◆ WRITTEN TASK ◆
The listing below should be copied in full, word for word.

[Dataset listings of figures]
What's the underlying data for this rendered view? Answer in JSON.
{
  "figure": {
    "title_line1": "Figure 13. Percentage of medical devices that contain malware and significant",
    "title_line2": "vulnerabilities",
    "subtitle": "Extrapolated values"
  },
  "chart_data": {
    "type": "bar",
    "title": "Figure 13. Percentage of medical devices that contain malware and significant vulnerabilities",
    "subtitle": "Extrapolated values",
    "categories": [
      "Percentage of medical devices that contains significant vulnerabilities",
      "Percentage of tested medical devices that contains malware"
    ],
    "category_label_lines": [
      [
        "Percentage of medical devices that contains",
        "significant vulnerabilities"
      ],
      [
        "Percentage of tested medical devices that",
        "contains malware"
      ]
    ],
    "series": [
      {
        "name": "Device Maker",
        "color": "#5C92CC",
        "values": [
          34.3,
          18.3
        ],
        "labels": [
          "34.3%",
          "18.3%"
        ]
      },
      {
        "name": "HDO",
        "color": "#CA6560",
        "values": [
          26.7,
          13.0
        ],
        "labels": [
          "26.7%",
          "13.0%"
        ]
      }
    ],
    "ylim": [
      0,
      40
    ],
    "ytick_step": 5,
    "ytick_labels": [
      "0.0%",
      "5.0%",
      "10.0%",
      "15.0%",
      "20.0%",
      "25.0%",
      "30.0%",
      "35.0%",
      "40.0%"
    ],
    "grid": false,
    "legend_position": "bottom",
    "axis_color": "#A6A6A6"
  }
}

◆ REPLY TO THE TASK ◆
What's the underlying data for this rendered view? Answer in JSON.
{
  "figure": {
    "title_line1": "Figure 13. Percentage of medical devices that contain malware and significant",
    "title_line2": "vulnerabilities",
    "subtitle": "Extrapolated values"
  },
  "chart_data": {
    "type": "bar",
    "title": "Figure 13. Percentage of medical devices that contain malware and significant vulnerabilities",
    "subtitle": "Extrapolated values",
    "categories": [
      "Percentage of medical devices that contains significant vulnerabilities",
      "Percentage of tested medical devices that contains malware"
    ],
    "category_label_lines": [
      [
        "Percentage of medical devices that contains",
        "significant vulnerabilities"
      ],
      [
        "Percentage of tested medical devices that",
        "contains malware"
      ]
    ],
    "series": [
      {
        "name": "Device Maker",
        "color": "#5C92CC",
        "values": [
          34.3,
          18.3
        ],
        "labels": [
          "34.3%",
          "18.3%"
        ]
      },
      {
        "name": "HDO",
        "color": "#CA6560",
        "values": [
          26.7,
          13.0
        ],
        "labels": [
          "26.7%",
          "13.0%"
        ]
      }
    ],
    "ylim": [
      0,
      40
    ],
    "ytick_step": 5,
    "ytick_labels": [
      "0.0%",
      "5.0%",
      "10.0%",
      "15.0%",
      "20.0%",
      "25.0%",
      "30.0%",
      "35.0%",
      "40.0%"
    ],
    "grid": false,
    "legend_position": "bottom",
    "axis_color": "#A6A6A6"
  }
}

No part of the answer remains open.